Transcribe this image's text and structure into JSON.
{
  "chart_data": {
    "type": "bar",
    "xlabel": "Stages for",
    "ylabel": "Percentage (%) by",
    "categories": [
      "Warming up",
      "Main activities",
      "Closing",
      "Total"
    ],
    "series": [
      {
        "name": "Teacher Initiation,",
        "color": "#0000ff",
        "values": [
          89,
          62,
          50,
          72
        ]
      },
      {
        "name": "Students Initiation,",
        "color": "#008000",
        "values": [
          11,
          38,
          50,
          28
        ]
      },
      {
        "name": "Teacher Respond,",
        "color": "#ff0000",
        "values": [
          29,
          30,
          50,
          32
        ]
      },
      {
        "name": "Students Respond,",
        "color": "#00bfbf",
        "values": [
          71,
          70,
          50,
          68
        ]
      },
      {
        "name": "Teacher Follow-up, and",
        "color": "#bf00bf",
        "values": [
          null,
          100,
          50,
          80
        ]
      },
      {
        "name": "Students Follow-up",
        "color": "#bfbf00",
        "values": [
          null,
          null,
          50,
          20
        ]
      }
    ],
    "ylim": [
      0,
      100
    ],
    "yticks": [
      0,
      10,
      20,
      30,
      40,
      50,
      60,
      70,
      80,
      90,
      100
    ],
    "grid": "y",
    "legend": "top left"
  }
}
==========
▸ Task statement: Reproduce the full set of records precisely.

▸ Solution:
Transcribe this image's text and structure into JSON.
{
  "chart_data": {
    "type": "bar",
    "xlabel": "Stages for",
    "ylabel": "Percentage (%) by",
    "categories": [
      "Warming up",
      "Main activities",
      "Closing",
      "Total"
    ],
    "series": [
      {
        "name": "Teacher Initiation,",
        "color": "#0000ff",
        "values": [
          89,
          62,
          50,
          72
        ]
      },
      {
        "name": "Students Initiation,",
        "color": "#008000",
        "values": [
          11,
          38,
          50,
          28
        ]
      },
      {
        "name": "Teacher Respond,",
        "color": "#ff0000",
        "values": [
          29,
          30,
          50,
          32
        ]
      },
      {
        "name": "Students Respond,",
        "color": "#00bfbf",
        "values": [
          71,
          70,
          50,
          68
        ]
      },
      {
        "name": "Teacher Follow-up, and",
        "color": "#bf00bf",
        "values": [
          null,
          100,
          50,
          80
        ]
      },
      {
        "name": "Students Follow-up",
        "color": "#bfbf00",
        "values": [
          null,
          null,
          50,
          20
        ]
      }
    ],
    "ylim": [
      0,
      100
    ],
    "yticks": [
      0,
      10,
      20,
      30,
      40,
      50,
      60,
      70,
      80,
      90,
      100
    ],
    "grid": "y",
    "legend": "top left"
  }
}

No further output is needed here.